═════ Raw data ═════

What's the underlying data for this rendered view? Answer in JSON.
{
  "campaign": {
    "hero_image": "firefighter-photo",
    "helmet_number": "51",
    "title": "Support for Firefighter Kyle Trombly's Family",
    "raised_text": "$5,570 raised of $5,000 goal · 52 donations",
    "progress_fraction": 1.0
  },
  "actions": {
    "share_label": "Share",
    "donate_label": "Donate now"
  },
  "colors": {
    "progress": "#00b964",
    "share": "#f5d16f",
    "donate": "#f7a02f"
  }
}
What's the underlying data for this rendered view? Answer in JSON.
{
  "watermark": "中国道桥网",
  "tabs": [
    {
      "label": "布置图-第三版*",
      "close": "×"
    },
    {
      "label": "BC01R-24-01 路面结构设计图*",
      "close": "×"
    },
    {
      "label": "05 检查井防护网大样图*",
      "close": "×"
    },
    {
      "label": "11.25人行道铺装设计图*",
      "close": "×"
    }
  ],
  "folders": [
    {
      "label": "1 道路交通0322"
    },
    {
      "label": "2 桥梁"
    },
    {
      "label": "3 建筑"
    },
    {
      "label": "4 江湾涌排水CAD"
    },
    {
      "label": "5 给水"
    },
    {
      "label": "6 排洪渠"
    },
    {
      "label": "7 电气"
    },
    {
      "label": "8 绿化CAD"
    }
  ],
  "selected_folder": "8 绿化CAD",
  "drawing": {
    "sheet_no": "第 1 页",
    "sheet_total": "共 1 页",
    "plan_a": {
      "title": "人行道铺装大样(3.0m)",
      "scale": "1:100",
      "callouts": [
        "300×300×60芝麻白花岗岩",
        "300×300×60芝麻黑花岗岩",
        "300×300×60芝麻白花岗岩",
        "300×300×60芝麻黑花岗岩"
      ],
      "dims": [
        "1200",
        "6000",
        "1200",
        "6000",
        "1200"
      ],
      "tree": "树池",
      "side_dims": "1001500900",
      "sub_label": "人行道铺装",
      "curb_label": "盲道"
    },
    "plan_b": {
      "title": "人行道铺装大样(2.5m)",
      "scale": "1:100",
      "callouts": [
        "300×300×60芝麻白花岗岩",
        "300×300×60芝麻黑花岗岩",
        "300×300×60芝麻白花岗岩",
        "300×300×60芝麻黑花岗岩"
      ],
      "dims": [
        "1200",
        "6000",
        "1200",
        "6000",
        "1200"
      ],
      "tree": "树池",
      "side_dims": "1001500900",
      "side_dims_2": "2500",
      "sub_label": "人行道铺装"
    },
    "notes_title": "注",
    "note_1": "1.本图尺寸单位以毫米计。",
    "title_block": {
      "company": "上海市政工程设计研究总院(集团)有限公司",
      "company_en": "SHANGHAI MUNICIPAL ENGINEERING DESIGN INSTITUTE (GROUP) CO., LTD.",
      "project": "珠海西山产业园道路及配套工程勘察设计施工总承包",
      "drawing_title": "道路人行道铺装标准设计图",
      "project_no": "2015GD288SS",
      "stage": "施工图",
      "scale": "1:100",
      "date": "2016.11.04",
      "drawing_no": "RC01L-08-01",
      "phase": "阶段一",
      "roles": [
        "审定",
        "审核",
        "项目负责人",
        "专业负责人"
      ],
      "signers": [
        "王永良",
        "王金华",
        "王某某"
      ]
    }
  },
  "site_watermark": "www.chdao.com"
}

═════

(What is expected):
Extract the whole listing, character for character.

(Written solution):
What's the underlying data for this rendered view? Answer in JSON.
{
  "campaign": {
    "hero_image": "firefighter-photo",
    "helmet_number": "51",
    "title": "Support for Firefighter Kyle Trombly's Family",
    "raised_text": "$5,570 raised of $5,000 goal · 52 donations",
    "progress_fraction": 1.0
  },
  "actions": {
    "share_label": "Share",
    "donate_label": "Donate now"
  },
  "colors": {
    "progress": "#00b964",
    "share": "#f5d16f",
    "donate": "#f7a02f"
  }
}
What's the underlying data for this rendered view? Answer in JSON.
{
  "watermark": "中国道桥网",
  "tabs": [
    {
      "label": "布置图-第三版*",
      "close": "×"
    },
    {
      "label": "BC01R-24-01 路面结构设计图*",
      "close": "×"
    },
    {
      "label": "05 检查井防护网大样图*",
      "close": "×"
    },
    {
      "label": "11.25人行道铺装设计图*",
      "close": "×"
    }
  ],
  "folders": [
    {
      "label": "1 道路交通0322"
    },
    {
      "label": "2 桥梁"
    },
    {
      "label": "3 建筑"
    },
    {
      "label": "4 江湾涌排水CAD"
    },
    {
      "label": "5 给水"
    },
    {
      "label": "6 排洪渠"
    },
    {
      "label": "7 电气"
    },
    {
      "label": "8 绿化CAD"
    }
  ],
  "selected_folder": "8 绿化CAD",
  "drawing": {
    "sheet_no": "第 1 页",
    "sheet_total": "共 1 页",
    "plan_a": {
      "title": "人行道铺装大样(3.0m)",
      "scale": "1:100",
      "callouts": [
        "300×300×60芝麻白花岗岩",
        "300×300×60芝麻黑花岗岩",
        "300×300×60芝麻白花岗岩",
        "300×300×60芝麻黑花岗岩"
      ],
      "dims": [
        "1200",
        "6000",
        "1200",
        "6000",
        "1200"
      ],
      "tree": "树池",
      "side_dims": "1001500900",
      "sub_label": "人行道铺装",
      "curb_label": "盲道"
    },
    "plan_b": {
      "title": "人行道铺装大样(2.5m)",
      "scale": "1:100",
      "callouts": [
        "300×300×60芝麻白花岗岩",
        "300×300×60芝麻黑花岗岩",
        "300×300×60芝麻白花岗岩",
        "300×300×60芝麻黑花岗岩"
      ],
      "dims": [
        "1200",
        "6000",
        "1200",
        "6000",
        "1200"
      ],
      "tree": "树池",
      "side_dims": "1001500900",
      "side_dims_2": "2500",
      "sub_label": "人行道铺装"
    },
    "notes_title": "注",
    "note_1": "1.本图尺寸单位以毫米计。",
    "title_block": {
      "company": "上海市政工程设计研究总院(集团)有限公司",
      "company_en": "SHANGHAI MUNICIPAL ENGINEERING DESIGN INSTITUTE (GROUP) CO., LTD.",
      "project": "珠海西山产业园道路及配套工程勘察设计施工总承包",
      "drawing_title": "道路人行道铺装标准设计图",
      "project_no": "2015GD288SS",
      "stage": "施工图",
      "scale": "1:100",
      "date": "2016.11.04",
      "drawing_no": "RC01L-08-01",
      "phase": "阶段一",
      "roles": [
        "审定",
        "审核",
        "项目负责人",
        "专业负责人"
      ],
      "signers": [
        "王永良",
        "王金华",
        "王某某"
      ]
    }
  },
  "site_watermark": "www.chdao.com"
}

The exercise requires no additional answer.